Start of INPUT ROWS

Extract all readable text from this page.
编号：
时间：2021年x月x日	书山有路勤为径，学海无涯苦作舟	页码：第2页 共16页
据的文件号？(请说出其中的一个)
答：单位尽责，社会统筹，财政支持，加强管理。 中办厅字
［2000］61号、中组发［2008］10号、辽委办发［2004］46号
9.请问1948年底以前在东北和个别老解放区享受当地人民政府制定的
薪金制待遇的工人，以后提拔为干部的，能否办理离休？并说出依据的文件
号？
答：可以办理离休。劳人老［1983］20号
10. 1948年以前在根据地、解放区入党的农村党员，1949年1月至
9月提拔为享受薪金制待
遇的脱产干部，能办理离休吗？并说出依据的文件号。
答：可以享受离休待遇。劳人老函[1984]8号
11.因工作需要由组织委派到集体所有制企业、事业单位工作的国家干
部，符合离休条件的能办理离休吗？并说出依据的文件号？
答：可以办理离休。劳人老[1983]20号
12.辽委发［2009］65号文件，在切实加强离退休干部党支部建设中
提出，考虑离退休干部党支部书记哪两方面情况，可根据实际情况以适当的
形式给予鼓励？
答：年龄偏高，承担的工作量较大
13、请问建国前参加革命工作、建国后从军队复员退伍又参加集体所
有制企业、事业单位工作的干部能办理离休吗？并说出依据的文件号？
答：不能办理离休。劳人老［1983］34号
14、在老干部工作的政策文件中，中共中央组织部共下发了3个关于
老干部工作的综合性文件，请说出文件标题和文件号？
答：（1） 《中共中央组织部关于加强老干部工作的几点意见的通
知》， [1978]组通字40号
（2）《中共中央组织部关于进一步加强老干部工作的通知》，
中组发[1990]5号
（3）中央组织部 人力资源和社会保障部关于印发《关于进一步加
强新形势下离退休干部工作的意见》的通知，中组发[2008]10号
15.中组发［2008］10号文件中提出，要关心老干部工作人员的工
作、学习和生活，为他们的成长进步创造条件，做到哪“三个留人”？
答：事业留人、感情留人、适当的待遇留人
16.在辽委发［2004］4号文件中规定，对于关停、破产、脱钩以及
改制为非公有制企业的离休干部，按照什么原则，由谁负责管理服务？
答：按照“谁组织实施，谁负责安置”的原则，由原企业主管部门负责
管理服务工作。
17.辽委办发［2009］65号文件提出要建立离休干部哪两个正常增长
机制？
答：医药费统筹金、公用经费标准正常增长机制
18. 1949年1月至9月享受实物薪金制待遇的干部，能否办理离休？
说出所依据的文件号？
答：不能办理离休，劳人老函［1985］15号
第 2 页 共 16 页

End of INPUT ROWS
Start of INPUT ROWS

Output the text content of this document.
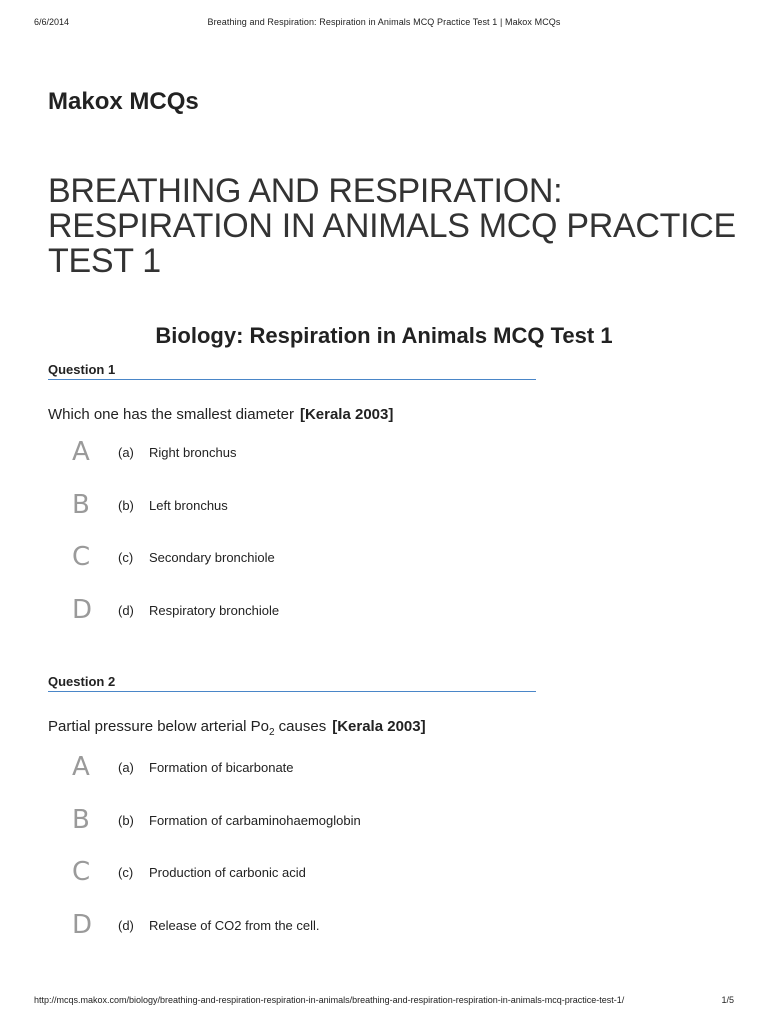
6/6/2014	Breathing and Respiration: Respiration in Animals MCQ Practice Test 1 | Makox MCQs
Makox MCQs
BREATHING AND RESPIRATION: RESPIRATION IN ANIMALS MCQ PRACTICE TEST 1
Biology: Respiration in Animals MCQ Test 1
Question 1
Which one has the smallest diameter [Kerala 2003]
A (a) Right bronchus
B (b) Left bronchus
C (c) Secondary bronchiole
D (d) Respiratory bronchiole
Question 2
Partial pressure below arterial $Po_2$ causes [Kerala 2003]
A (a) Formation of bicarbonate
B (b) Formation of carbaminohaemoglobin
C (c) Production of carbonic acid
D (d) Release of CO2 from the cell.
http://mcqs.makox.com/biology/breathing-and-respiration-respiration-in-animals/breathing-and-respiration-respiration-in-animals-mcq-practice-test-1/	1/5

End of INPUT ROWS
Start of INPUT ROWS

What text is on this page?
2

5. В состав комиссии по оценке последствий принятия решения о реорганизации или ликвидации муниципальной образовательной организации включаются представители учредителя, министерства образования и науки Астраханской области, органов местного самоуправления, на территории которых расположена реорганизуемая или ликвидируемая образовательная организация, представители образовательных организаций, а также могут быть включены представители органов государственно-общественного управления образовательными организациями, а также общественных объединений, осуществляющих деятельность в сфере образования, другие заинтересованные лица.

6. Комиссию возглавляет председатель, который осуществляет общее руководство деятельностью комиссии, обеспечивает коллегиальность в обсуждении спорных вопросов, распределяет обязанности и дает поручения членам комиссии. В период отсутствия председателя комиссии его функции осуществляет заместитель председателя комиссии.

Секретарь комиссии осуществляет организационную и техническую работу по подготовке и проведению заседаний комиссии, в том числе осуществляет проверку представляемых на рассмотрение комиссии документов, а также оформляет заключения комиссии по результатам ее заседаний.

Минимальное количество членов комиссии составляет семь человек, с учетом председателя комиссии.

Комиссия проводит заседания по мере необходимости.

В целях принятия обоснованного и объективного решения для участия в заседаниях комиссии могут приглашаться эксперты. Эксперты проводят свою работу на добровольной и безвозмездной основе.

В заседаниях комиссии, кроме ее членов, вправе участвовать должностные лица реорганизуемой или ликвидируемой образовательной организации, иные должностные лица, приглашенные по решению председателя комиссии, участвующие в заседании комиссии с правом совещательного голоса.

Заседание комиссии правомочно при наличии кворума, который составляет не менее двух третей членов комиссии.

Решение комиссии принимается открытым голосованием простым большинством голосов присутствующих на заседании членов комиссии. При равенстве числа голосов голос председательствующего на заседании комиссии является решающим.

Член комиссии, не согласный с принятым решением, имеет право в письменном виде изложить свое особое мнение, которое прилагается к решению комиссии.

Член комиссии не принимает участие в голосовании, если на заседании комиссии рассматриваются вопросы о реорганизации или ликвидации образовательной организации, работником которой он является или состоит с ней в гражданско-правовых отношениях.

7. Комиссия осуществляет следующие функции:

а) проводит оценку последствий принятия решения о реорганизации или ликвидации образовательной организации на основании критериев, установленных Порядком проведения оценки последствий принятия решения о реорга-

End of INPUT ROWS

WRITTEN REQUEST: Using the records above, select and copy every line that has the word "page".

RESPONSE TO THIS TASK:
Extract all readable text from this page.
What text is on this page?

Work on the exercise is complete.